§ What you should do
Reproduce all of the data exactly.
## BEGIN Raw records
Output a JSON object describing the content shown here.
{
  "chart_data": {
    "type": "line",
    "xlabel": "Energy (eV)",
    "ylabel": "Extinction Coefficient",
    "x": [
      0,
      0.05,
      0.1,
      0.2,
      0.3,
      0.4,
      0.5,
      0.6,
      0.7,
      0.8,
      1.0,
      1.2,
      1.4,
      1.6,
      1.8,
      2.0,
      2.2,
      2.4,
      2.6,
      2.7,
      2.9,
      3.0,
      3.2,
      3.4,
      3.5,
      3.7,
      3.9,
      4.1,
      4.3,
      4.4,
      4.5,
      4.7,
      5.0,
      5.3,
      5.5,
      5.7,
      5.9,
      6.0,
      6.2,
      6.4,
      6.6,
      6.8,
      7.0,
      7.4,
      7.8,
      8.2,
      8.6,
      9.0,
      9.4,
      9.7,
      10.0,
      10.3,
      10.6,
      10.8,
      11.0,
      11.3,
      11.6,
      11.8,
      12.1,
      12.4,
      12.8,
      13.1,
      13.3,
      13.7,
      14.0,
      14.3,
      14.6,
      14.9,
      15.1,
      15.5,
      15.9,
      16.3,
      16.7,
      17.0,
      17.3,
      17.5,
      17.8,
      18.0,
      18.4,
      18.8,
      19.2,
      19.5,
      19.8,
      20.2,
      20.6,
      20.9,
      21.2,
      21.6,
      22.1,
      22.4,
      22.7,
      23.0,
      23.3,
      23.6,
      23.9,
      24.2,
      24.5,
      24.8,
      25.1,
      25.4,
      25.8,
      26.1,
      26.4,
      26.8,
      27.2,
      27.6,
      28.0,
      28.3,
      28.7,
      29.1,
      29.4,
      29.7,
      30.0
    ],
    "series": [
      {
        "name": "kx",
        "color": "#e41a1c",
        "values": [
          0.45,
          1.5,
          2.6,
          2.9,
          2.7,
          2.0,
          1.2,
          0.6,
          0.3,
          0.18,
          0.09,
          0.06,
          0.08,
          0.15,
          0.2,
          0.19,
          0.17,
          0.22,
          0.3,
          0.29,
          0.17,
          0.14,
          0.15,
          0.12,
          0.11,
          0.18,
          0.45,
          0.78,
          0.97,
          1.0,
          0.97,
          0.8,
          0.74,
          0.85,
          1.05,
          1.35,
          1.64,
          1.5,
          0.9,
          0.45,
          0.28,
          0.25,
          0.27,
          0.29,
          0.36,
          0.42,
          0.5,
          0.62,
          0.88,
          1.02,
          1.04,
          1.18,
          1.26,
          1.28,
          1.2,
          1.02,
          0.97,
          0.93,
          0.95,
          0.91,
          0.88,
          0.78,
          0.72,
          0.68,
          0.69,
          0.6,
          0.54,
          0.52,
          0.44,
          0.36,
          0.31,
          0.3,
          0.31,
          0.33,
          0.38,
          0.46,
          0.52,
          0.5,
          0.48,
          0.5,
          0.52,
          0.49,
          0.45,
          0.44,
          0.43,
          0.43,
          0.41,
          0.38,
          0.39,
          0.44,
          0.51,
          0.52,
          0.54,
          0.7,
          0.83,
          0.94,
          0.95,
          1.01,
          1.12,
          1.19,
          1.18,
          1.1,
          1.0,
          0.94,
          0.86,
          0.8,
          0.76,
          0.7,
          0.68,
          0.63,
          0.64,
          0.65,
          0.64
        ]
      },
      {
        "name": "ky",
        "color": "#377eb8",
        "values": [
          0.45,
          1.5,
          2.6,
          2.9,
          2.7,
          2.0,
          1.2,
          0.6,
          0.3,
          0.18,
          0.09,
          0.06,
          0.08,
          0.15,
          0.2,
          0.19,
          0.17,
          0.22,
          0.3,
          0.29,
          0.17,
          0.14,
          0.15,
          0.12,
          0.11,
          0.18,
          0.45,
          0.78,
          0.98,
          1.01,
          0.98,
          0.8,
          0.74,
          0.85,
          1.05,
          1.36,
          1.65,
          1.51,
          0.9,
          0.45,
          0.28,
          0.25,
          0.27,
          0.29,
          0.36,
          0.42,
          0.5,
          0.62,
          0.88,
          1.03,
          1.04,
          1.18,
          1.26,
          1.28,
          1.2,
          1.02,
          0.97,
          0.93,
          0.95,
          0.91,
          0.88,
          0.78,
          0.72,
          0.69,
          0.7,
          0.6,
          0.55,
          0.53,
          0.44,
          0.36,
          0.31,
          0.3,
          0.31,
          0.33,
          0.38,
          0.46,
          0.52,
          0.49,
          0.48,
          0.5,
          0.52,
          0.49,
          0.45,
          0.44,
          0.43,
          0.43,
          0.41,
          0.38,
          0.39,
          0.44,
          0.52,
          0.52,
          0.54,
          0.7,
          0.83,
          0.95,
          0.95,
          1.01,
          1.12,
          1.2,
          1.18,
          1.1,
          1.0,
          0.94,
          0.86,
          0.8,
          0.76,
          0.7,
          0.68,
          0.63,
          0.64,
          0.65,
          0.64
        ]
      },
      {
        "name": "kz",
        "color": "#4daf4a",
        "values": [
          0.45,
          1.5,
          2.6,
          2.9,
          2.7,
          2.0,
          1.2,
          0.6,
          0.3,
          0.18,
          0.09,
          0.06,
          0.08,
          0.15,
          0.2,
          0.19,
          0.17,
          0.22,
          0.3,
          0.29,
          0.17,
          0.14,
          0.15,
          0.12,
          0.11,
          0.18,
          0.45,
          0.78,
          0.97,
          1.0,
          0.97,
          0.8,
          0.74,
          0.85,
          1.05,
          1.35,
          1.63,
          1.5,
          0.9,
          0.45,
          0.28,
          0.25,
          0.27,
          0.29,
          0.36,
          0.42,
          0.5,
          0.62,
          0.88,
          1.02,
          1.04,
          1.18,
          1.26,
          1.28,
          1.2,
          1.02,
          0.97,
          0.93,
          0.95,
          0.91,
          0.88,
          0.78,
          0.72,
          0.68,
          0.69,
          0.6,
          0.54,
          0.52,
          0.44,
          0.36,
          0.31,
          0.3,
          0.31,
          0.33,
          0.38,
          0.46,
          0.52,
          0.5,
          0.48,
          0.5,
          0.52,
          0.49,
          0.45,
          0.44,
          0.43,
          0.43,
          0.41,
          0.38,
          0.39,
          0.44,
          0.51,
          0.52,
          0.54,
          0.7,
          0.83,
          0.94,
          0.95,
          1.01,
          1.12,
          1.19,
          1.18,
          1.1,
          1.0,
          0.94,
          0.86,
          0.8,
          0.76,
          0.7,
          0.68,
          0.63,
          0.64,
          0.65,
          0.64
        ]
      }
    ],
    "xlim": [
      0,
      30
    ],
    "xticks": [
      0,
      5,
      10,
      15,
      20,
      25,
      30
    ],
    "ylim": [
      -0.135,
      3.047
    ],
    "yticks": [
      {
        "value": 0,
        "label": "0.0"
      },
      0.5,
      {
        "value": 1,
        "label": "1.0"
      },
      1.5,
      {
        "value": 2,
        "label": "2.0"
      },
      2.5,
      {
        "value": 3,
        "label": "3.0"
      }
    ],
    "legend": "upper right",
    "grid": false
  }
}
## END Raw records
§ Complete output
Output a JSON object describing the content shown here.
{
  "chart_data": {
    "type": "line",
    "xlabel": "Energy (eV)",
    "ylabel": "Extinction Coefficient",
    "x": [
      0,
      0.05,
      0.1,
      0.2,
      0.3,
      0.4,
      0.5,
      0.6,
      0.7,
      0.8,
      1.0,
      1.2,
      1.4,
      1.6,
      1.8,
      2.0,
      2.2,
      2.4,
      2.6,
      2.7,
      2.9,
      3.0,
      3.2,
      3.4,
      3.5,
      3.7,
      3.9,
      4.1,
      4.3,
      4.4,
      4.5,
      4.7,
      5.0,
      5.3,
      5.5,
      5.7,
      5.9,
      6.0,
      6.2,
      6.4,
      6.6,
      6.8,
      7.0,
      7.4,
      7.8,
      8.2,
      8.6,
      9.0,
      9.4,
      9.7,
      10.0,
      10.3,
      10.6,
      10.8,
      11.0,
      11.3,
      11.6,
      11.8,
      12.1,
      12.4,
      12.8,
      13.1,
      13.3,
      13.7,
      14.0,
      14.3,
      14.6,
      14.9,
      15.1,
      15.5,
      15.9,
      16.3,
      16.7,
      17.0,
      17.3,
      17.5,
      17.8,
      18.0,
      18.4,
      18.8,
      19.2,
      19.5,
      19.8,
      20.2,
      20.6,
      20.9,
      21.2,
      21.6,
      22.1,
      22.4,
      22.7,
      23.0,
      23.3,
      23.6,
      23.9,
      24.2,
      24.5,
      24.8,
      25.1,
      25.4,
      25.8,
      26.1,
      26.4,
      26.8,
      27.2,
      27.6,
      28.0,
      28.3,
      28.7,
      29.1,
      29.4,
      29.7,
      30.0
    ],
    "series": [
      {
        "name": "kx",
        "color": "#e41a1c",
        "values": [
          0.45,
          1.5,
          2.6,
          2.9,
          2.7,
          2.0,
          1.2,
          0.6,
          0.3,
          0.18,
          0.09,
          0.06,
          0.08,
          0.15,
          0.2,
          0.19,
          0.17,
          0.22,
          0.3,
          0.29,
          0.17,
          0.14,
          0.15,
          0.12,
          0.11,
          0.18,
          0.45,
          0.78,
          0.97,
          1.0,
          0.97,
          0.8,
          0.74,
          0.85,
          1.05,
          1.35,
          1.64,
          1.5,
          0.9,
          0.45,
          0.28,
          0.25,
          0.27,
          0.29,
          0.36,
          0.42,
          0.5,
          0.62,
          0.88,
          1.02,
          1.04,
          1.18,
          1.26,
          1.28,
          1.2,
          1.02,
          0.97,
          0.93,
          0.95,
          0.91,
          0.88,
          0.78,
          0.72,
          0.68,
          0.69,
          0.6,
          0.54,
          0.52,
          0.44,
          0.36,
          0.31,
          0.3,
          0.31,
          0.33,
          0.38,
          0.46,
          0.52,
          0.5,
          0.48,
          0.5,
          0.52,
          0.49,
          0.45,
          0.44,
          0.43,
          0.43,
          0.41,
          0.38,
          0.39,
          0.44,
          0.51,
          0.52,
          0.54,
          0.7,
          0.83,
          0.94,
          0.95,
          1.01,
          1.12,
          1.19,
          1.18,
          1.1,
          1.0,
          0.94,
          0.86,
          0.8,
          0.76,
          0.7,
          0.68,
          0.63,
          0.64,
          0.65,
          0.64
        ]
      },
      {
        "name": "ky",
        "color": "#377eb8",
        "values": [
          0.45,
          1.5,
          2.6,
          2.9,
          2.7,
          2.0,
          1.2,
          0.6,
          0.3,
          0.18,
          0.09,
          0.06,
          0.08,
          0.15,
          0.2,
          0.19,
          0.17,
          0.22,
          0.3,
          0.29,
          0.17,
          0.14,
          0.15,
          0.12,
          0.11,
          0.18,
          0.45,
          0.78,
          0.98,
          1.01,
          0.98,
          0.8,
          0.74,
          0.85,
          1.05,
          1.36,
          1.65,
          1.51,
          0.9,
          0.45,
          0.28,
          0.25,
          0.27,
          0.29,
          0.36,
          0.42,
          0.5,
          0.62,
          0.88,
          1.03,
          1.04,
          1.18,
          1.26,
          1.28,
          1.2,
          1.02,
          0.97,
          0.93,
          0.95,
          0.91,
          0.88,
          0.78,
          0.72,
          0.69,
          0.7,
          0.6,
          0.55,
          0.53,
          0.44,
          0.36,
          0.31,
          0.3,
          0.31,
          0.33,
          0.38,
          0.46,
          0.52,
          0.49,
          0.48,
          0.5,
          0.52,
          0.49,
          0.45,
          0.44,
          0.43,
          0.43,
          0.41,
          0.38,
          0.39,
          0.44,
          0.52,
          0.52,
          0.54,
          0.7,
          0.83,
          0.95,
          0.95,
          1.01,
          1.12,
          1.2,
          1.18,
          1.1,
          1.0,
          0.94,
          0.86,
          0.8,
          0.76,
          0.7,
          0.68,
          0.63,
          0.64,
          0.65,
          0.64
        ]
      },
      {
        "name": "kz",
        "color": "#4daf4a",
        "values": [
          0.45,
          1.5,
          2.6,
          2.9,
          2.7,
          2.0,
          1.2,
          0.6,
          0.3,
          0.18,
          0.09,
          0.06,
          0.08,
          0.15,
          0.2,
          0.19,
          0.17,
          0.22,
          0.3,
          0.29,
          0.17,
          0.14,
          0.15,
          0.12,
          0.11,
          0.18,
          0.45,
          0.78,
          0.97,
          1.0,
          0.97,
          0.8,
          0.74,
          0.85,
          1.05,
          1.35,
          1.63,
          1.5,
          0.9,
          0.45,
          0.28,
          0.25,
          0.27,
          0.29,
          0.36,
          0.42,
          0.5,
          0.62,
          0.88,
          1.02,
          1.04,
          1.18,
          1.26,
          1.28,
          1.2,
          1.02,
          0.97,
          0.93,
          0.95,
          0.91,
          0.88,
          0.78,
          0.72,
          0.68,
          0.69,
          0.6,
          0.54,
          0.52,
          0.44,
          0.36,
          0.31,
          0.3,
          0.31,
          0.33,
          0.38,
          0.46,
          0.52,
          0.5,
          0.48,
          0.5,
          0.52,
          0.49,
          0.45,
          0.44,
          0.43,
          0.43,
          0.41,
          0.38,
          0.39,
          0.44,
          0.51,
          0.52,
          0.54,
          0.7,
          0.83,
          0.94,
          0.95,
          1.01,
          1.12,
          1.19,
          1.18,
          1.1,
          1.0,
          0.94,
          0.86,
          0.8,
          0.76,
          0.7,
          0.68,
          0.63,
          0.64,
          0.65,
          0.64
        ]
      }
    ],
    "xlim": [
      0,
      30
    ],
    "xticks": [
      0,
      5,
      10,
      15,
      20,
      25,
      30
    ],
    "ylim": [
      -0.135,
      3.047
    ],
    "yticks": [
      {
        "value": 0,
        "label": "0.0"
      },
      0.5,
      {
        "value": 1,
        "label": "1.0"
      },
      1.5,
      {
        "value": 2,
        "label": "2.0"
      },
      2.5,
      {
        "value": 3,
        "label": "3.0"
      }
    ],
    "legend": "upper right",
    "grid": false
  }
}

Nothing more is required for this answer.